▶ _Set task_: Each line in the entries below that holds the string "υγρού" is to be listed.

Figure record extracts
· · ·
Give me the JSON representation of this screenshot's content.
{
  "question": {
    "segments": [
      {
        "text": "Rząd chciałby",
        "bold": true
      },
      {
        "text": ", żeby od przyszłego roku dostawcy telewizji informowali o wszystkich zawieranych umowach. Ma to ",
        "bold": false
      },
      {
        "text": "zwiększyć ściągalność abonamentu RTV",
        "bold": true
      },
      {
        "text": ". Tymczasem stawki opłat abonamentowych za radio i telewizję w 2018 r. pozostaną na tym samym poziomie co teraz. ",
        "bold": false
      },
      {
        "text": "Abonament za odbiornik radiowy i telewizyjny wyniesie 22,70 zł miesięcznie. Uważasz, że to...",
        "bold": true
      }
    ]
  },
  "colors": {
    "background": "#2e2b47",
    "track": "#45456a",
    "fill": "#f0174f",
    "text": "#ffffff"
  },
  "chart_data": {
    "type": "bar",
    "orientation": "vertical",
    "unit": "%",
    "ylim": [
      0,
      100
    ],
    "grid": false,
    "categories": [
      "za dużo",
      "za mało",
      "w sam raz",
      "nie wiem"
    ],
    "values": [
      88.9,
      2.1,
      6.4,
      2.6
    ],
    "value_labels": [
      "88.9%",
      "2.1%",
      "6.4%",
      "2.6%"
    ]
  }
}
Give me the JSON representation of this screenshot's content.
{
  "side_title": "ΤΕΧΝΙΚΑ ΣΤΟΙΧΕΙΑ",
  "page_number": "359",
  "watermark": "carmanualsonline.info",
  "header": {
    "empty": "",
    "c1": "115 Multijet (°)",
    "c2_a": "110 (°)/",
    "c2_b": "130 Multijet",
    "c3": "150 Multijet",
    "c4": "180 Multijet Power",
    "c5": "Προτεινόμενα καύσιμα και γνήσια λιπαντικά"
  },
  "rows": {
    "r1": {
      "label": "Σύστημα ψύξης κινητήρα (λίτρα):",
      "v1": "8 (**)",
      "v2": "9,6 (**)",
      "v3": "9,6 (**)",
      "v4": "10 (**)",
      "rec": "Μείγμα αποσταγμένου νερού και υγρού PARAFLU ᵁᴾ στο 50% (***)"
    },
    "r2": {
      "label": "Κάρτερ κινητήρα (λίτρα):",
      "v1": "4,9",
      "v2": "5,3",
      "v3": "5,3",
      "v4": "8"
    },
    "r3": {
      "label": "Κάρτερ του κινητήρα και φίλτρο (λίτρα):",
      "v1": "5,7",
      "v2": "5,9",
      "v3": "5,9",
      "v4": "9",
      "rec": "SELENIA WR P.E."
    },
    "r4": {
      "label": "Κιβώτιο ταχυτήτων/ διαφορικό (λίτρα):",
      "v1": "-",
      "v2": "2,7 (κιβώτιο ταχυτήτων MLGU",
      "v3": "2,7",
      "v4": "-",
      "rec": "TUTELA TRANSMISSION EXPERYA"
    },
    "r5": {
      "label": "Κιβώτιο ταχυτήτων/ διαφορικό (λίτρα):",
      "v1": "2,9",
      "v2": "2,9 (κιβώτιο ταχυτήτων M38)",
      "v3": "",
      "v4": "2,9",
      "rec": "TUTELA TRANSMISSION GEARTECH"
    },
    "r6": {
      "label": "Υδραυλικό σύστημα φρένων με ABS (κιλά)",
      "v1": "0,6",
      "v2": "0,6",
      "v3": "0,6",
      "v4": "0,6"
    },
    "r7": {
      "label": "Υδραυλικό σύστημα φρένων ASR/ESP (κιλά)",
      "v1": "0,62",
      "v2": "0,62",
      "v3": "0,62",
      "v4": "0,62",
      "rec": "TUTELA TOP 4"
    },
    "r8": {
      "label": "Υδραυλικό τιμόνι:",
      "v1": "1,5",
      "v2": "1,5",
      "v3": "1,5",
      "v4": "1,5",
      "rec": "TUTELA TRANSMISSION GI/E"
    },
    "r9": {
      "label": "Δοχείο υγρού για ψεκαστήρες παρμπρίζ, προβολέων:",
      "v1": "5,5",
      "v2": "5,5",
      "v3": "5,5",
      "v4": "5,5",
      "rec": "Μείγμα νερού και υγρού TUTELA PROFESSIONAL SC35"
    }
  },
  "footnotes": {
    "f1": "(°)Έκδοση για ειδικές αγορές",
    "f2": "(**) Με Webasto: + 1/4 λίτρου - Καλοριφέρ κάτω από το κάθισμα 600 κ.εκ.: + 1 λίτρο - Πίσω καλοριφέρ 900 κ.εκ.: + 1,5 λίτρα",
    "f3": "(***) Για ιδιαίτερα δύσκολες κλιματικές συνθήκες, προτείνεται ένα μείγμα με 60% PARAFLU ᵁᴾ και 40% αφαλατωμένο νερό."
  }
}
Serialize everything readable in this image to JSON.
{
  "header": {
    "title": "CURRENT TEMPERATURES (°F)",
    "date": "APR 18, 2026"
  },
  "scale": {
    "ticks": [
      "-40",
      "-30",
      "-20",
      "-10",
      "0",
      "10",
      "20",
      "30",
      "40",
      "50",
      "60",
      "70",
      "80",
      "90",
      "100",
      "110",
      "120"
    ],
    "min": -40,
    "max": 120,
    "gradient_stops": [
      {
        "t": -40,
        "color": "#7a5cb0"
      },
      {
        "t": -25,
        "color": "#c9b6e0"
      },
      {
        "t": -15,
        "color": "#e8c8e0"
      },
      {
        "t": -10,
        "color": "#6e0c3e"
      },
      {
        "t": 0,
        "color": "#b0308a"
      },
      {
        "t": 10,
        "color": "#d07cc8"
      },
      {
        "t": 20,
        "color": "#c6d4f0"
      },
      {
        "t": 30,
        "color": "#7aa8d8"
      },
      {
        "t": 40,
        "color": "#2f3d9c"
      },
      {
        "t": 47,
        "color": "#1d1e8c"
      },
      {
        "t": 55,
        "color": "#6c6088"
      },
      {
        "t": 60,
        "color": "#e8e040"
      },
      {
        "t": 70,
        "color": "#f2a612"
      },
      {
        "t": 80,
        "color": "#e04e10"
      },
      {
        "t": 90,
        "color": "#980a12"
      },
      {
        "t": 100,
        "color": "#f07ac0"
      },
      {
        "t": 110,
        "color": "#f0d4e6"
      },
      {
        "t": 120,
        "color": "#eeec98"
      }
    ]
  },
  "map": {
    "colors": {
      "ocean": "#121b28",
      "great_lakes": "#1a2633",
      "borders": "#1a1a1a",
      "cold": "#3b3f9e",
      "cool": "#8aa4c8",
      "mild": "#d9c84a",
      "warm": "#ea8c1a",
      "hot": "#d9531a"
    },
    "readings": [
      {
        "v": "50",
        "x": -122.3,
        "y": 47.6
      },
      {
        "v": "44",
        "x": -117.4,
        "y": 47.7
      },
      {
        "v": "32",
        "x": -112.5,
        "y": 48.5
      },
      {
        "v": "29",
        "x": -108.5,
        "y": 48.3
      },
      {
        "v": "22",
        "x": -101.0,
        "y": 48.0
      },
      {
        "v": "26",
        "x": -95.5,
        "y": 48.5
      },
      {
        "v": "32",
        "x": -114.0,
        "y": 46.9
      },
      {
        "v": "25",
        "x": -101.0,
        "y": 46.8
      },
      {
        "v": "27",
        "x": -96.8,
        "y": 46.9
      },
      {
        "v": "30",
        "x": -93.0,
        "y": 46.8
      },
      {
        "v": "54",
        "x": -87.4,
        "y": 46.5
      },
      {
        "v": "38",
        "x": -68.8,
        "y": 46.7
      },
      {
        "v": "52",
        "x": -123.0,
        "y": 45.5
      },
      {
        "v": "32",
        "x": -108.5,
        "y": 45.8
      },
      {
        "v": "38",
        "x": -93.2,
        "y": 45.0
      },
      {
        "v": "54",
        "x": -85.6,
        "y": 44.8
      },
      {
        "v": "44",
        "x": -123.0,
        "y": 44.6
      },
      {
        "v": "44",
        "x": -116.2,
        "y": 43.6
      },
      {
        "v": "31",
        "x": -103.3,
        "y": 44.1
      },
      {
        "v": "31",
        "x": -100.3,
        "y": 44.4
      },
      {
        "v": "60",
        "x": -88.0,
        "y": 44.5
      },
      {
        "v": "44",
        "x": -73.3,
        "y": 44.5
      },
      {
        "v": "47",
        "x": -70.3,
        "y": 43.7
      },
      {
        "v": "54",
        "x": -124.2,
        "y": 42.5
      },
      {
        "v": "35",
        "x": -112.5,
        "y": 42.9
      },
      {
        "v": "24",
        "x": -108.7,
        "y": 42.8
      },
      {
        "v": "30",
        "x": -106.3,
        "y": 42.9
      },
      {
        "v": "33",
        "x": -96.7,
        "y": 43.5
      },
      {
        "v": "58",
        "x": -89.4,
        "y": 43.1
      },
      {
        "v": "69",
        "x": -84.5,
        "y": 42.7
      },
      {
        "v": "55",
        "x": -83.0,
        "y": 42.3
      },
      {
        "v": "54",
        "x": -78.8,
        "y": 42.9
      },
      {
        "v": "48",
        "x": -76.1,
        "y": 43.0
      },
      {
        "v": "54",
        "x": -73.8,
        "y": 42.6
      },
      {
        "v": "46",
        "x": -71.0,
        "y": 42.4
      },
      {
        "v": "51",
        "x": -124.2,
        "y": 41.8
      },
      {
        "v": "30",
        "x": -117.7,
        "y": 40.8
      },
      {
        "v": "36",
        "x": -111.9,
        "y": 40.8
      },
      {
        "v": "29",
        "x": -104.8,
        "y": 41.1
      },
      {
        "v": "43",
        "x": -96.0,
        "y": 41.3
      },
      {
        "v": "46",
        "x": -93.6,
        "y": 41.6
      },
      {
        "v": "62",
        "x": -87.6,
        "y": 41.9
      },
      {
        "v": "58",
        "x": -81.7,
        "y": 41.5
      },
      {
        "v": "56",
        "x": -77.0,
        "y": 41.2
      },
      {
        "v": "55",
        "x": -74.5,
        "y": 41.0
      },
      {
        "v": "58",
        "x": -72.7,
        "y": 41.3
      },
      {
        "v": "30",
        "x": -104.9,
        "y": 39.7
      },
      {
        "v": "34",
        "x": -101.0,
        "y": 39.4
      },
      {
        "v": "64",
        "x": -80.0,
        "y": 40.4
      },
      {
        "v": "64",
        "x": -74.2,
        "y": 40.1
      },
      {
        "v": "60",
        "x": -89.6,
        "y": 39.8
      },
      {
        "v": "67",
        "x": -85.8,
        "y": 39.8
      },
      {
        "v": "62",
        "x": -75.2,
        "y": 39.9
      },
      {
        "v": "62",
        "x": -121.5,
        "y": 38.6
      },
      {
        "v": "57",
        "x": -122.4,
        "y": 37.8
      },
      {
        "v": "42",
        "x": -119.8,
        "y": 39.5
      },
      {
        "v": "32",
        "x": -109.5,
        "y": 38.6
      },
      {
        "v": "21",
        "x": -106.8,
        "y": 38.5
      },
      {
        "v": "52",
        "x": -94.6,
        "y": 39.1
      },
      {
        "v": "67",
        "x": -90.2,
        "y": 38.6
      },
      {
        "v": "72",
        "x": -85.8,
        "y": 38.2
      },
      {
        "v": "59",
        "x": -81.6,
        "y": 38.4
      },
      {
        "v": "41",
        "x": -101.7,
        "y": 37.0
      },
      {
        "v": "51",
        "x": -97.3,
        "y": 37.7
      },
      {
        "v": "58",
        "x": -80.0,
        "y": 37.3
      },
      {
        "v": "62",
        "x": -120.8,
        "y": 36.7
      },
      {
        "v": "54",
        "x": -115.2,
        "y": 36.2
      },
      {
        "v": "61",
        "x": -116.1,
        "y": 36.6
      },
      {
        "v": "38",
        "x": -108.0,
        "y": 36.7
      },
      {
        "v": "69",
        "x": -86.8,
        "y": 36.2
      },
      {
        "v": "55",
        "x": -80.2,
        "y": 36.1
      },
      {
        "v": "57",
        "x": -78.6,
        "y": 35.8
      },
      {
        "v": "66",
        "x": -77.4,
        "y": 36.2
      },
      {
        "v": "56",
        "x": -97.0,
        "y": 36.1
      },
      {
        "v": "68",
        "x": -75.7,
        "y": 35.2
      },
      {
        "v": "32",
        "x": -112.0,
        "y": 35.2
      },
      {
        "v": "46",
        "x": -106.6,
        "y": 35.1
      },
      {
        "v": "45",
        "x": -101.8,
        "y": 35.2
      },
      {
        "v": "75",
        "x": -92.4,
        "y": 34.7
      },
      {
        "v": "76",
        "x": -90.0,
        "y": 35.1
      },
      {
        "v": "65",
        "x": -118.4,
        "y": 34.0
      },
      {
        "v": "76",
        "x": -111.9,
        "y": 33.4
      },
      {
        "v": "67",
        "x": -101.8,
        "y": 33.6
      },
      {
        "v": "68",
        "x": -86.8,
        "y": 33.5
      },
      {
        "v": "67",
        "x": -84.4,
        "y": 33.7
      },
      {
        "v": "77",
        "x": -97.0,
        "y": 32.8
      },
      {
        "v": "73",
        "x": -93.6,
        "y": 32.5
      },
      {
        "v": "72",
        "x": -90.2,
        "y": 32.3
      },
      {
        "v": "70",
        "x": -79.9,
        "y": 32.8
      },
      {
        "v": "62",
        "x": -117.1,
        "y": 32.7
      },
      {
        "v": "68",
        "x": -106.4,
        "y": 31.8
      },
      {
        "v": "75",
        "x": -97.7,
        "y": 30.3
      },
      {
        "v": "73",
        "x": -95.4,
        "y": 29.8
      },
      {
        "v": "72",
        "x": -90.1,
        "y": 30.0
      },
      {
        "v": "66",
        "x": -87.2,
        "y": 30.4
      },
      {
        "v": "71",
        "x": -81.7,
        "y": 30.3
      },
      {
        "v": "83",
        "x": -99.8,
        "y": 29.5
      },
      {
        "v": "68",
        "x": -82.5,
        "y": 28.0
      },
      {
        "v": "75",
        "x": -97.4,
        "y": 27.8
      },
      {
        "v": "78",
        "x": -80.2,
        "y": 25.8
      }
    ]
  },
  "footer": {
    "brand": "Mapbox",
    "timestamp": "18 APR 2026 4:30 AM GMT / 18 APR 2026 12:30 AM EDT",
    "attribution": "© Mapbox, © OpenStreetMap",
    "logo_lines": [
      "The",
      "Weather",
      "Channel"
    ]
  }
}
· · ·
▶ _Final result_:
      "rec": "Μείγμα αποσταγμένου νερού και υγρού PARAFLU ᵁᴾ στο 50% (***)"
      "label": "Δοχείο υγρού για ψεκαστήρες παρμπρίζ, προβολέων:",
      "rec": "Μείγμα νερού και υγρού TUTELA PROFESSIONAL SC35"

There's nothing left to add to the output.